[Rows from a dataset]
——
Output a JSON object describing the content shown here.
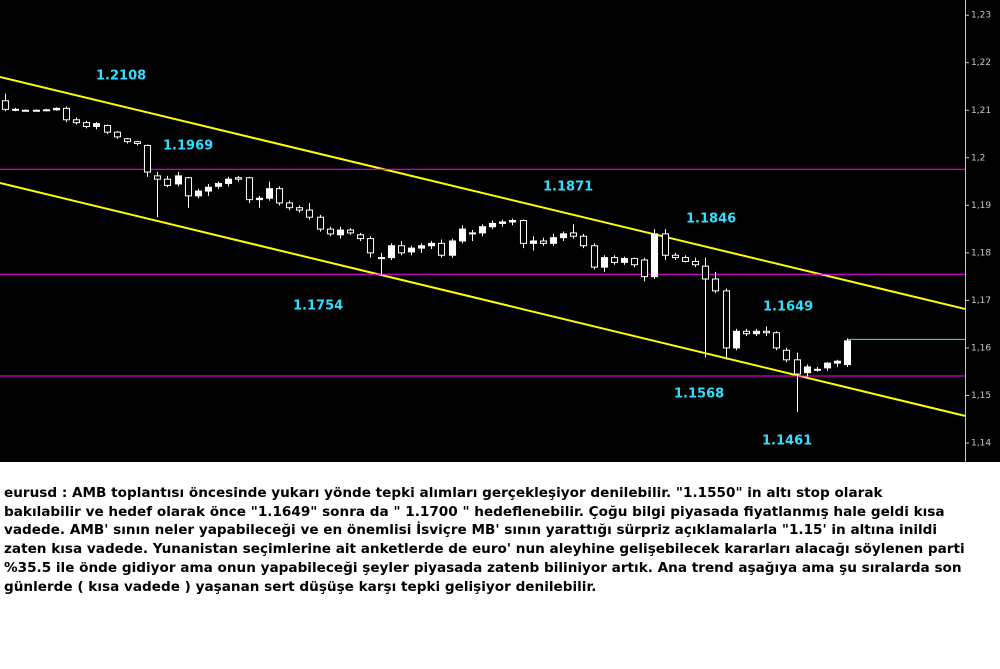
{
  "chart_data": {
    "type": "candlestick",
    "open": [
      1.212,
      1.2102,
      1.21,
      1.21,
      1.21,
      1.2101,
      1.2104,
      1.208,
      1.2074,
      1.2066,
      1.2068,
      1.2054,
      1.204,
      1.2034,
      1.2026,
      1.1962,
      1.1955,
      1.1945,
      1.1958,
      1.192,
      1.193,
      1.194,
      1.1946,
      1.1958,
      1.1958,
      1.1912,
      1.1915,
      1.1935,
      1.1905,
      1.1895,
      1.189,
      1.1875,
      1.185,
      1.1838,
      1.1848,
      1.1838,
      1.183,
      1.179,
      1.179,
      1.1815,
      1.1802,
      1.181,
      1.1815,
      1.182,
      1.1795,
      1.1825,
      1.184,
      1.1842,
      1.1855,
      1.1862,
      1.1865,
      1.1868,
      1.182,
      1.1825,
      1.182,
      1.1832,
      1.1842,
      1.1835,
      1.1815,
      1.177,
      1.179,
      1.178,
      1.1788,
      1.1785,
      1.175,
      1.184,
      1.1795,
      1.179,
      1.1782,
      1.1772,
      1.1745,
      1.172,
      1.16,
      1.1635,
      1.163,
      1.1635,
      1.1632,
      1.1595,
      1.1575,
      1.1548,
      1.1555,
      1.1558,
      1.1568,
      1.1565
    ],
    "high": [
      1.2135,
      1.2105,
      1.2102,
      1.2102,
      1.2103,
      1.2106,
      1.2108,
      1.2085,
      1.2078,
      1.2075,
      1.207,
      1.2056,
      1.2042,
      1.2036,
      1.2028,
      1.197,
      1.1962,
      1.197,
      1.196,
      1.1935,
      1.1945,
      1.195,
      1.196,
      1.1962,
      1.196,
      1.192,
      1.195,
      1.194,
      1.191,
      1.19,
      1.1905,
      1.188,
      1.1855,
      1.1855,
      1.1852,
      1.1842,
      1.1835,
      1.18,
      1.182,
      1.1825,
      1.1815,
      1.182,
      1.1825,
      1.1828,
      1.183,
      1.1858,
      1.1848,
      1.186,
      1.1868,
      1.187,
      1.1872,
      1.187,
      1.1835,
      1.1832,
      1.184,
      1.1845,
      1.186,
      1.184,
      1.182,
      1.1795,
      1.1795,
      1.1792,
      1.179,
      1.179,
      1.185,
      1.185,
      1.18,
      1.1795,
      1.179,
      1.179,
      1.176,
      1.1725,
      1.164,
      1.164,
      1.164,
      1.1645,
      1.1635,
      1.16,
      1.159,
      1.1565,
      1.156,
      1.157,
      1.1575,
      1.162
    ],
    "low": [
      1.2098,
      1.2098,
      1.2098,
      1.2098,
      1.2098,
      1.2099,
      1.2075,
      1.207,
      1.2062,
      1.206,
      1.205,
      1.204,
      1.203,
      1.2026,
      1.196,
      1.1875,
      1.1938,
      1.194,
      1.1895,
      1.1915,
      1.192,
      1.1935,
      1.194,
      1.195,
      1.1905,
      1.1895,
      1.191,
      1.19,
      1.189,
      1.1885,
      1.187,
      1.1845,
      1.1835,
      1.183,
      1.1838,
      1.1825,
      1.179,
      1.1752,
      1.1785,
      1.1795,
      1.1795,
      1.18,
      1.1808,
      1.179,
      1.179,
      1.182,
      1.1825,
      1.1835,
      1.185,
      1.1855,
      1.1858,
      1.181,
      1.1805,
      1.1815,
      1.1815,
      1.1825,
      1.183,
      1.181,
      1.1765,
      1.176,
      1.1775,
      1.1775,
      1.177,
      1.174,
      1.1745,
      1.1785,
      1.1785,
      1.178,
      1.177,
      1.158,
      1.1715,
      1.1575,
      1.1595,
      1.1625,
      1.1625,
      1.1625,
      1.1595,
      1.157,
      1.1465,
      1.154,
      1.155,
      1.1552,
      1.156,
      1.156
    ],
    "close": [
      1.2102,
      1.21,
      1.21,
      1.21,
      1.2101,
      1.2104,
      1.208,
      1.2074,
      1.2066,
      1.2072,
      1.2054,
      1.2044,
      1.2034,
      1.203,
      1.197,
      1.1955,
      1.1942,
      1.1962,
      1.192,
      1.193,
      1.1938,
      1.1946,
      1.1955,
      1.1955,
      1.1912,
      1.1915,
      1.1935,
      1.1905,
      1.1895,
      1.189,
      1.1875,
      1.185,
      1.184,
      1.1848,
      1.1842,
      1.183,
      1.18,
      1.179,
      1.1815,
      1.18,
      1.181,
      1.1815,
      1.182,
      1.1795,
      1.1825,
      1.185,
      1.1842,
      1.1855,
      1.1862,
      1.1865,
      1.1868,
      1.182,
      1.1825,
      1.182,
      1.1832,
      1.184,
      1.1835,
      1.1815,
      1.177,
      1.179,
      1.178,
      1.1788,
      1.1775,
      1.175,
      1.184,
      1.1795,
      1.179,
      1.1782,
      1.1775,
      1.1745,
      1.172,
      1.16,
      1.1635,
      1.163,
      1.1635,
      1.1632,
      1.16,
      1.1575,
      1.1545,
      1.156,
      1.1555,
      1.1568,
      1.1572,
      1.1615
    ],
    "up_color": "#ffffff",
    "down_color": "#000000",
    "candle_outline": "#ffffff",
    "xlim": [
      -0.5,
      94.6
    ],
    "ylim": [
      1.136,
      1.2332
    ],
    "yticks": [
      {
        "value": 1.23,
        "label": "1,23"
      },
      {
        "value": 1.22,
        "label": "1,22"
      },
      {
        "value": 1.21,
        "label": "1,21"
      },
      {
        "value": 1.2,
        "label": "1,2"
      },
      {
        "value": 1.19,
        "label": "1,19"
      },
      {
        "value": 1.18,
        "label": "1,18"
      },
      {
        "value": 1.17,
        "label": "1,17"
      },
      {
        "value": 1.16,
        "label": "1,16"
      },
      {
        "value": 1.15,
        "label": "1,15"
      },
      {
        "value": 1.14,
        "label": "1,14"
      }
    ],
    "background": "#000000",
    "lines": [
      {
        "color": "#ffff00",
        "x": [
          -0.5,
          94.6
        ],
        "y": [
          1.217,
          1.1682
        ]
      },
      {
        "color": "#ffff00",
        "x": [
          -0.5,
          94.6
        ],
        "y": [
          1.1947,
          1.1457
        ]
      },
      {
        "color": "#ff00ff",
        "x": [
          -0.5,
          94.6
        ],
        "y": [
          1.1976,
          1.1976
        ]
      },
      {
        "color": "#ff00ff",
        "x": [
          -0.5,
          94.6
        ],
        "y": [
          1.1755,
          1.1755
        ]
      },
      {
        "color": "#ff00ff",
        "x": [
          -0.5,
          94.6
        ],
        "y": [
          1.1541,
          1.1541
        ]
      },
      {
        "color": "#00ffff",
        "x": [
          83,
          94.6
        ],
        "y": [
          1.1618,
          1.1618
        ]
      }
    ],
    "annotations": [
      "1.2108",
      "1.1969",
      "1.1871",
      "1.1846",
      "1.1754",
      "1.1649",
      "1.1568",
      "1.1461"
    ]
  },
  "caption": [
    "eurusd : AMB toplantısı öncesinde yukarı yönde tepki alımları gerçekleşiyor denilebilir. \"1.1550\" in altı stop olarak",
    "bakılabilir ve hedef olarak önce \"1.1649\" sonra da \" 1.1700 \" hedeflenebilir. Çoğu bilgi piyasada fiyatlanmış hale geldi kısa",
    "vadede. AMB' sının neler yapabileceği ve en önemlisi İsviçre MB' sının yarattığı sürpriz açıklamalarla \"1.15' in altına inildi",
    "zaten kısa vadede. Yunanistan seçimlerine ait anketlerde de euro' nun aleyhine gelişebilecek kararları alacağı söylenen parti",
    "%35.5 ile önde gidiyor ama onun yapabileceği şeyler piyasada zatenb biliniyor artık. Ana trend aşağıya ama şu sıralarda son",
    "günlerde ( kısa vadede ) yaşanan sert düşüşe karşı tepki gelişiyor denilebilir."
  ]
}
——
- WHAT IS BEING ASKED -
Search the records for the word "tepki" and copy every line where it occurs.

- OUTPUT OF THE TASK -
    "eurusd : AMB toplantısı öncesinde yukarı yönde tepki alımları gerçekleşiyor denilebilir. \"1.1550\" in altı stop olarak",
    "günlerde ( kısa vadede ) yaşanan sert düşüşe karşı tepki gelişiyor denilebilir."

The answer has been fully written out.